Material shown -
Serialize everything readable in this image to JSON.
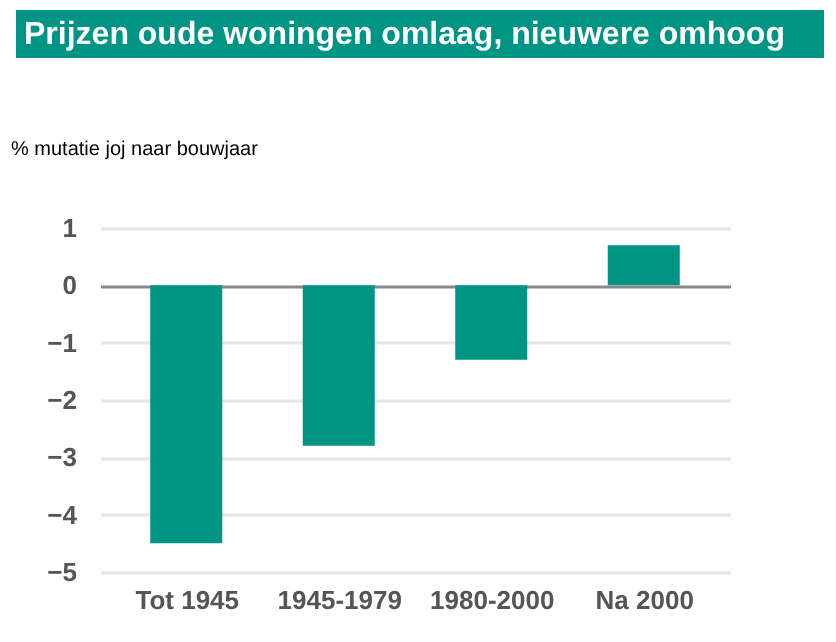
{
  "chart_data": {
    "type": "bar",
    "title": "Prijzen oude woningen omlaag, nieuwere omhoog",
    "ylabel": "% mutatie joj naar bouwjaar",
    "categories": [
      "Tot 1945",
      "1945-1979",
      "1980-2000",
      "Na 2000"
    ],
    "series": [
      {
        "color": "#009484",
        "values": [
          -4.5,
          -2.8,
          -1.3,
          0.7
        ]
      }
    ],
    "ylim": [
      -5,
      1
    ],
    "yticks": [
      -5,
      -4,
      -3,
      -2,
      -1,
      0,
      1
    ],
    "grid": "y"
  }
}
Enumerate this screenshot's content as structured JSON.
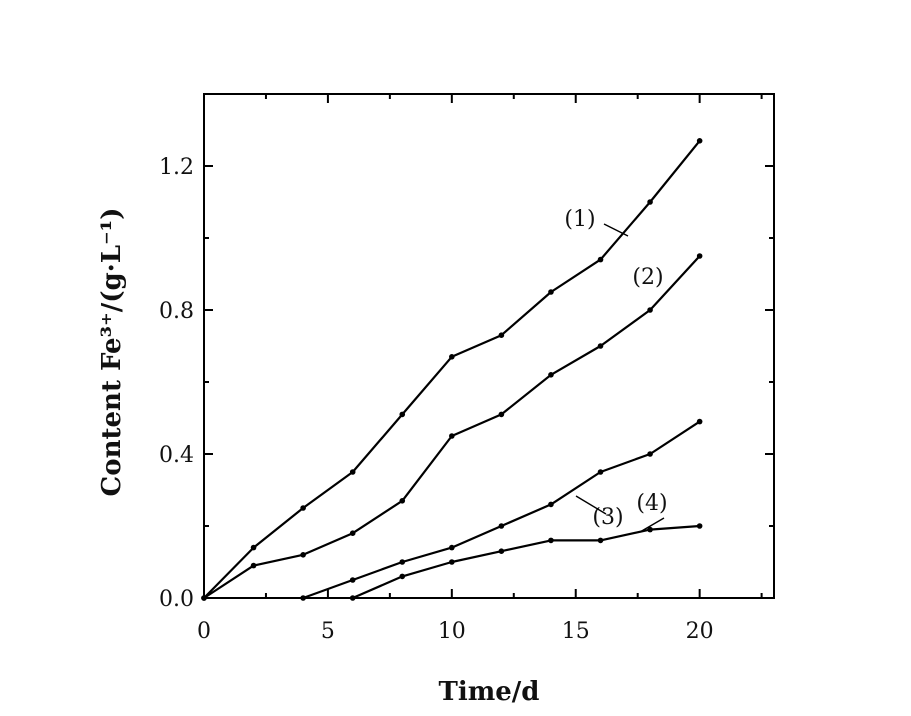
{
  "chart_data": {
    "type": "line",
    "xlabel": "Time/d",
    "ylabel": "Content Fe³⁺/(g·L⁻¹)",
    "xlim": [
      0,
      23
    ],
    "ylim": [
      0,
      1.4
    ],
    "xticks": [
      0,
      5,
      10,
      15,
      20
    ],
    "xtick_labels": [
      "0",
      "5",
      "10",
      "15",
      "20"
    ],
    "yticks": [
      0.0,
      0.4,
      0.8,
      1.2
    ],
    "ytick_labels": [
      "0.0",
      "0.4",
      "0.8",
      "1.2"
    ],
    "grid": false,
    "legend": "none",
    "series": [
      {
        "name": "(1)",
        "x": [
          0,
          2,
          4,
          6,
          8,
          10,
          12,
          14,
          16,
          18,
          20
        ],
        "y": [
          0.0,
          0.14,
          0.25,
          0.35,
          0.51,
          0.67,
          0.73,
          0.85,
          0.94,
          1.1,
          1.27
        ]
      },
      {
        "name": "(2)",
        "x": [
          0,
          2,
          4,
          6,
          8,
          10,
          12,
          14,
          16,
          18,
          20
        ],
        "y": [
          0.0,
          0.09,
          0.12,
          0.18,
          0.27,
          0.45,
          0.51,
          0.62,
          0.7,
          0.8,
          0.95
        ]
      },
      {
        "name": "(3)",
        "x": [
          4,
          6,
          8,
          10,
          12,
          14,
          16,
          18,
          20
        ],
        "y": [
          0.0,
          0.05,
          0.1,
          0.14,
          0.2,
          0.26,
          0.35,
          0.4,
          0.49
        ]
      },
      {
        "name": "(4)",
        "x": [
          6,
          8,
          10,
          12,
          14,
          16,
          18,
          20
        ],
        "y": [
          0.0,
          0.06,
          0.1,
          0.13,
          0.16,
          0.16,
          0.19,
          0.2
        ]
      }
    ],
    "series_labels": [
      "(1)",
      "(2)",
      "(3)",
      "(4)"
    ]
  }
}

Instructions to follow - Make an exact copy of the listing above. Do not include the pictures.

Output for this task -
Serialize everything readable in this image to JSON.
{
  "chart_data": {
    "type": "bar",
    "title": "Prijzen oude woningen omlaag, nieuwere omhoog",
    "ylabel": "% mutatie joj naar bouwjaar",
    "categories": [
      "Tot 1945",
      "1945-1979",
      "1980-2000",
      "Na 2000"
    ],
    "series": [
      {
        "color": "#009484",
        "values": [
          -4.5,
          -2.8,
          -1.3,
          0.7
        ]
      }
    ],
    "ylim": [
      -5,
      1
    ],
    "yticks": [
      -5,
      -4,
      -3,
      -2,
      -1,
      0,
      1
    ],
    "grid": "y"
  }
}
Enumerate this screenshot's content as structured JSON.
{
  "chart_data": {
    "type": "line",
    "xlabel": "Time/d",
    "ylabel": "Content Fe³⁺/(g·L⁻¹)",
    "xlim": [
      0,
      23
    ],
    "ylim": [
      0,
      1.4
    ],
    "xticks": [
      0,
      5,
      10,
      15,
      20
    ],
    "xtick_labels": [
      "0",
      "5",
      "10",
      "15",
      "20"
    ],
    "yticks": [
      0.0,
      0.4,
      0.8,
      1.2
    ],
    "ytick_labels": [
      "0.0",
      "0.4",
      "0.8",
      "1.2"
    ],
    "grid": false,
    "legend": "none",
    "series": [
      {
        "name": "(1)",
        "x": [
          0,
          2,
          4,
          6,
          8,
          10,
          12,
          14,
          16,
          18,
          20
        ],
        "y": [
          0.0,
          0.14,
          0.25,
          0.35,
          0.51,
          0.67,
          0.73,
          0.85,
          0.94,
          1.1,
          1.27
        ]
      },
      {
        "name": "(2)",
        "x": [
          0,
          2,
          4,
          6,
          8,
          10,
          12,
          14,
          16,
          18,
          20
        ],
        "y": [
          0.0,
          0.09,
          0.12,
          0.18,
          0.27,
          0.45,
          0.51,
          0.62,
          0.7,
          0.8,
          0.95
        ]
      },
      {
        "name": "(3)",
        "x": [
          4,
          6,
          8,
          10,
          12,
          14,
          16,
          18,
          20
        ],
        "y": [
          0.0,
          0.05,
          0.1,
          0.14,
          0.2,
          0.26,
          0.35,
          0.4,
          0.49
        ]
      },
      {
        "name": "(4)",
        "x": [
          6,
          8,
          10,
          12,
          14,
          16,
          18,
          20
        ],
        "y": [
          0.0,
          0.06,
          0.1,
          0.13,
          0.16,
          0.16,
          0.19,
          0.2
        ]
      }
    ],
    "series_labels": [
      "(1)",
      "(2)",
      "(3)",
      "(4)"
    ]
  }
}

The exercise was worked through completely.